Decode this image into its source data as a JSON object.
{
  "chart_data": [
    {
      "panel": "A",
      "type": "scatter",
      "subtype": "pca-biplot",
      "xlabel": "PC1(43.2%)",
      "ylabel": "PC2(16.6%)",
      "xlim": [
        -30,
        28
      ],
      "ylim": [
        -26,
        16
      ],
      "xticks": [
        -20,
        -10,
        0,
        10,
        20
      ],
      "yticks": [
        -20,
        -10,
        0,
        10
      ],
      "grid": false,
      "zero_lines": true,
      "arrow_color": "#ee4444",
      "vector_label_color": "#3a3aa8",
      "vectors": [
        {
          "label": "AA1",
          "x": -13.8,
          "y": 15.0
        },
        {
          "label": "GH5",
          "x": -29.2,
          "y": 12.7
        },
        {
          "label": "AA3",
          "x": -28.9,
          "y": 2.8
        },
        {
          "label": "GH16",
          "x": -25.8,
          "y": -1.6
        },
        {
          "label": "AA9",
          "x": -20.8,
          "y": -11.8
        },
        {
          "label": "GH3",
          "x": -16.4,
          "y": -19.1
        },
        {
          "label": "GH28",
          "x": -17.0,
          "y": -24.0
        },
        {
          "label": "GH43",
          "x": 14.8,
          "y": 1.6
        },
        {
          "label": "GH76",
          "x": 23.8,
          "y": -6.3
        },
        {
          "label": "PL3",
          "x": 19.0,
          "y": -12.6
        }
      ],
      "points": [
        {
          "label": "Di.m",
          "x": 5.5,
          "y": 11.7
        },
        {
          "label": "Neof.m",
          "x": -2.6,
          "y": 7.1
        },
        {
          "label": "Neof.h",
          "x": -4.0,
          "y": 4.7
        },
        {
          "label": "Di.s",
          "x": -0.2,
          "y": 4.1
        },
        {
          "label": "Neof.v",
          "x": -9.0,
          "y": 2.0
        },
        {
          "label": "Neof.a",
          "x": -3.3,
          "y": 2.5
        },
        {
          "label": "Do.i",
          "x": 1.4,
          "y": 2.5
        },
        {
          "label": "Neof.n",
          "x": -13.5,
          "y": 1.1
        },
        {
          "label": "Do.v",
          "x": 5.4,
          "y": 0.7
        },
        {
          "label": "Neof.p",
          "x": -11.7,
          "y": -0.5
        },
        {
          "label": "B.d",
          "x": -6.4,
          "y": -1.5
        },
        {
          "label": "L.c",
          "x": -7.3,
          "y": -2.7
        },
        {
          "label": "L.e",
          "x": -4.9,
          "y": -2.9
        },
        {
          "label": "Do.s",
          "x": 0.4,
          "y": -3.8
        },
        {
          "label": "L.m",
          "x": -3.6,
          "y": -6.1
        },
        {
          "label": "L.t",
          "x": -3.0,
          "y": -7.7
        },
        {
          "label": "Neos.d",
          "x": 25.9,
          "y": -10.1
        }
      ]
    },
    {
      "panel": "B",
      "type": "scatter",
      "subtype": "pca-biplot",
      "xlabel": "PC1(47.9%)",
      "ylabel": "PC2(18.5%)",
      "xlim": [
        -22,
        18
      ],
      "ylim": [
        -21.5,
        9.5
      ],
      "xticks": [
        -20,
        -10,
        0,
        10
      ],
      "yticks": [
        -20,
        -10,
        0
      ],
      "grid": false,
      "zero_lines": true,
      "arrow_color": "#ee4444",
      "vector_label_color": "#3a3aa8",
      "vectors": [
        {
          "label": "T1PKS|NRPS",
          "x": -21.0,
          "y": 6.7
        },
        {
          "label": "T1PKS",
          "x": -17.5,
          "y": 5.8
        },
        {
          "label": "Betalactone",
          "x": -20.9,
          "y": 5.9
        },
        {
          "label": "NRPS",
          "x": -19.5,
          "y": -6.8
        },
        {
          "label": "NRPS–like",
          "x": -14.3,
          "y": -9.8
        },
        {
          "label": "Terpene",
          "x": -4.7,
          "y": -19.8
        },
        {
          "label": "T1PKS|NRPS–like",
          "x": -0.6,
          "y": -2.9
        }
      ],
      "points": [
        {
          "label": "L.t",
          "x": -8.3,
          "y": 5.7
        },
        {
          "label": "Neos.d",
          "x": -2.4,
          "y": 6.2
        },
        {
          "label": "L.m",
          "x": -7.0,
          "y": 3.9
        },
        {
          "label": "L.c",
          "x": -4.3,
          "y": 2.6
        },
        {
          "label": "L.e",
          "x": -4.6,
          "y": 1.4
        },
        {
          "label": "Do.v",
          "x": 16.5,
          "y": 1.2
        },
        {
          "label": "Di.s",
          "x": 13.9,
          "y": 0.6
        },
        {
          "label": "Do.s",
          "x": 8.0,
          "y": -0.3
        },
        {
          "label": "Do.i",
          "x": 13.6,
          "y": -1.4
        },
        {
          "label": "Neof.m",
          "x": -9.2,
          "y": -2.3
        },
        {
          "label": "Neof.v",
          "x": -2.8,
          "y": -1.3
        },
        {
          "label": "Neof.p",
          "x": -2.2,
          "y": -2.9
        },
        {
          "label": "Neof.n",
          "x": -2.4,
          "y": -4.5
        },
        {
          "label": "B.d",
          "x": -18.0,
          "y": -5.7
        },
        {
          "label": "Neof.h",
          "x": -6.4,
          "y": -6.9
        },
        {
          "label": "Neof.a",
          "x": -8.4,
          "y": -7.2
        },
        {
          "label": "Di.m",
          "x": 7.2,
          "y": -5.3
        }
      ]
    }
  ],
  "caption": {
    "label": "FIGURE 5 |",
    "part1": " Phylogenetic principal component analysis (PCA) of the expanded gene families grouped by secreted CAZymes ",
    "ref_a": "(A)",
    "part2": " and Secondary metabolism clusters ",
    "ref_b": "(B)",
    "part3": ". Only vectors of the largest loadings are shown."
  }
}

● Description of the task
Each entry above is to be returned exactly as given.

● Task response
Decode this image into its source data as a JSON object.
{
  "chart_data": [
    {
      "panel": "A",
      "type": "scatter",
      "subtype": "pca-biplot",
      "xlabel": "PC1(43.2%)",
      "ylabel": "PC2(16.6%)",
      "xlim": [
        -30,
        28
      ],
      "ylim": [
        -26,
        16
      ],
      "xticks": [
        -20,
        -10,
        0,
        10,
        20
      ],
      "yticks": [
        -20,
        -10,
        0,
        10
      ],
      "grid": false,
      "zero_lines": true,
      "arrow_color": "#ee4444",
      "vector_label_color": "#3a3aa8",
      "vectors": [
        {
          "label": "AA1",
          "x": -13.8,
          "y": 15.0
        },
        {
          "label": "GH5",
          "x": -29.2,
          "y": 12.7
        },
        {
          "label": "AA3",
          "x": -28.9,
          "y": 2.8
        },
        {
          "label": "GH16",
          "x": -25.8,
          "y": -1.6
        },
        {
          "label": "AA9",
          "x": -20.8,
          "y": -11.8
        },
        {
          "label": "GH3",
          "x": -16.4,
          "y": -19.1
        },
        {
          "label": "GH28",
          "x": -17.0,
          "y": -24.0
        },
        {
          "label": "GH43",
          "x": 14.8,
          "y": 1.6
        },
        {
          "label": "GH76",
          "x": 23.8,
          "y": -6.3
        },
        {
          "label": "PL3",
          "x": 19.0,
          "y": -12.6
        }
      ],
      "points": [
        {
          "label": "Di.m",
          "x": 5.5,
          "y": 11.7
        },
        {
          "label": "Neof.m",
          "x": -2.6,
          "y": 7.1
        },
        {
          "label": "Neof.h",
          "x": -4.0,
          "y": 4.7
        },
        {
          "label": "Di.s",
          "x": -0.2,
          "y": 4.1
        },
        {
          "label": "Neof.v",
          "x": -9.0,
          "y": 2.0
        },
        {
          "label": "Neof.a",
          "x": -3.3,
          "y": 2.5
        },
        {
          "label": "Do.i",
          "x": 1.4,
          "y": 2.5
        },
        {
          "label": "Neof.n",
          "x": -13.5,
          "y": 1.1
        },
        {
          "label": "Do.v",
          "x": 5.4,
          "y": 0.7
        },
        {
          "label": "Neof.p",
          "x": -11.7,
          "y": -0.5
        },
        {
          "label": "B.d",
          "x": -6.4,
          "y": -1.5
        },
        {
          "label": "L.c",
          "x": -7.3,
          "y": -2.7
        },
        {
          "label": "L.e",
          "x": -4.9,
          "y": -2.9
        },
        {
          "label": "Do.s",
          "x": 0.4,
          "y": -3.8
        },
        {
          "label": "L.m",
          "x": -3.6,
          "y": -6.1
        },
        {
          "label": "L.t",
          "x": -3.0,
          "y": -7.7
        },
        {
          "label": "Neos.d",
          "x": 25.9,
          "y": -10.1
        }
      ]
    },
    {
      "panel": "B",
      "type": "scatter",
      "subtype": "pca-biplot",
      "xlabel": "PC1(47.9%)",
      "ylabel": "PC2(18.5%)",
      "xlim": [
        -22,
        18
      ],
      "ylim": [
        -21.5,
        9.5
      ],
      "xticks": [
        -20,
        -10,
        0,
        10
      ],
      "yticks": [
        -20,
        -10,
        0
      ],
      "grid": false,
      "zero_lines": true,
      "arrow_color": "#ee4444",
      "vector_label_color": "#3a3aa8",
      "vectors": [
        {
          "label": "T1PKS|NRPS",
          "x": -21.0,
          "y": 6.7
        },
        {
          "label": "T1PKS",
          "x": -17.5,
          "y": 5.8
        },
        {
          "label": "Betalactone",
          "x": -20.9,
          "y": 5.9
        },
        {
          "label": "NRPS",
          "x": -19.5,
          "y": -6.8
        },
        {
          "label": "NRPS–like",
          "x": -14.3,
          "y": -9.8
        },
        {
          "label": "Terpene",
          "x": -4.7,
          "y": -19.8
        },
        {
          "label": "T1PKS|NRPS–like",
          "x": -0.6,
          "y": -2.9
        }
      ],
      "points": [
        {
          "label": "L.t",
          "x": -8.3,
          "y": 5.7
        },
        {
          "label": "Neos.d",
          "x": -2.4,
          "y": 6.2
        },
        {
          "label": "L.m",
          "x": -7.0,
          "y": 3.9
        },
        {
          "label": "L.c",
          "x": -4.3,
          "y": 2.6
        },
        {
          "label": "L.e",
          "x": -4.6,
          "y": 1.4
        },
        {
          "label": "Do.v",
          "x": 16.5,
          "y": 1.2
        },
        {
          "label": "Di.s",
          "x": 13.9,
          "y": 0.6
        },
        {
          "label": "Do.s",
          "x": 8.0,
          "y": -0.3
        },
        {
          "label": "Do.i",
          "x": 13.6,
          "y": -1.4
        },
        {
          "label": "Neof.m",
          "x": -9.2,
          "y": -2.3
        },
        {
          "label": "Neof.v",
          "x": -2.8,
          "y": -1.3
        },
        {
          "label": "Neof.p",
          "x": -2.2,
          "y": -2.9
        },
        {
          "label": "Neof.n",
          "x": -2.4,
          "y": -4.5
        },
        {
          "label": "B.d",
          "x": -18.0,
          "y": -5.7
        },
        {
          "label": "Neof.h",
          "x": -6.4,
          "y": -6.9
        },
        {
          "label": "Neof.a",
          "x": -8.4,
          "y": -7.2
        },
        {
          "label": "Di.m",
          "x": 7.2,
          "y": -5.3
        }
      ]
    }
  ],
  "caption": {
    "label": "FIGURE 5 |",
    "part1": " Phylogenetic principal component analysis (PCA) of the expanded gene families grouped by secreted CAZymes ",
    "ref_a": "(A)",
    "part2": " and Secondary metabolism clusters ",
    "ref_b": "(B)",
    "part3": ". Only vectors of the largest loadings are shown."
  }
}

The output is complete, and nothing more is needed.